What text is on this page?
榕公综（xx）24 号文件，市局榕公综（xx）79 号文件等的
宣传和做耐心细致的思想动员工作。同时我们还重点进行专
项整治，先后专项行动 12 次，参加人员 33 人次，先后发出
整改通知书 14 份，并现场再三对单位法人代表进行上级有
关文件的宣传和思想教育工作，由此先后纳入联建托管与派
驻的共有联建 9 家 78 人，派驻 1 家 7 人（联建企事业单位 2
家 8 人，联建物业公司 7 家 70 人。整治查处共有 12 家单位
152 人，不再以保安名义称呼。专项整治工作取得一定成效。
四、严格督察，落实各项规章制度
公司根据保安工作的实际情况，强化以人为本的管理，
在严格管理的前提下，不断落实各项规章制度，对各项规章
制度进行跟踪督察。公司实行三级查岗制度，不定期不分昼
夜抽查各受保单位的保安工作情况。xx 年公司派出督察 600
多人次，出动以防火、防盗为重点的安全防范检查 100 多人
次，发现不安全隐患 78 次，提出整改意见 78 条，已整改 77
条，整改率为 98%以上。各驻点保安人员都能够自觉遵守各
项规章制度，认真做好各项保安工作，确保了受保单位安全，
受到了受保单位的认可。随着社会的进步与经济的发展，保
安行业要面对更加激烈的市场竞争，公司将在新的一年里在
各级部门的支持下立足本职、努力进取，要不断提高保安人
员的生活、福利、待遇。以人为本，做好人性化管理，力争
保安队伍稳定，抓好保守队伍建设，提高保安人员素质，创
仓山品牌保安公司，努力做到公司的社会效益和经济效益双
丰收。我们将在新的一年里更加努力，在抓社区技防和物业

GIVEN PROBLEM: Each record above should be output again exactly.

WRITTEN REPLY:
What text is on this page?
榕公综（xx）24 号文件，市局榕公综（xx）79 号文件等的
宣传和做耐心细致的思想动员工作。同时我们还重点进行专
项整治，先后专项行动 12 次，参加人员 33 人次，先后发出
整改通知书 14 份，并现场再三对单位法人代表进行上级有
关文件的宣传和思想教育工作，由此先后纳入联建托管与派
驻的共有联建 9 家 78 人，派驻 1 家 7 人（联建企事业单位 2
家 8 人，联建物业公司 7 家 70 人。整治查处共有 12 家单位
152 人，不再以保安名义称呼。专项整治工作取得一定成效。
四、严格督察，落实各项规章制度
公司根据保安工作的实际情况，强化以人为本的管理，
在严格管理的前提下，不断落实各项规章制度，对各项规章
制度进行跟踪督察。公司实行三级查岗制度，不定期不分昼
夜抽查各受保单位的保安工作情况。xx 年公司派出督察 600
多人次，出动以防火、防盗为重点的安全防范检查 100 多人
次，发现不安全隐患 78 次，提出整改意见 78 条，已整改 77
条，整改率为 98%以上。各驻点保安人员都能够自觉遵守各
项规章制度，认真做好各项保安工作，确保了受保单位安全，
受到了受保单位的认可。随着社会的进步与经济的发展，保
安行业要面对更加激烈的市场竞争，公司将在新的一年里在
各级部门的支持下立足本职、努力进取，要不断提高保安人
员的生活、福利、待遇。以人为本，做好人性化管理，力争
保安队伍稳定，抓好保守队伍建设，提高保安人员素质，创
仓山品牌保安公司，努力做到公司的社会效益和经济效益双
丰收。我们将在新的一年里更加努力，在抓社区技防和物业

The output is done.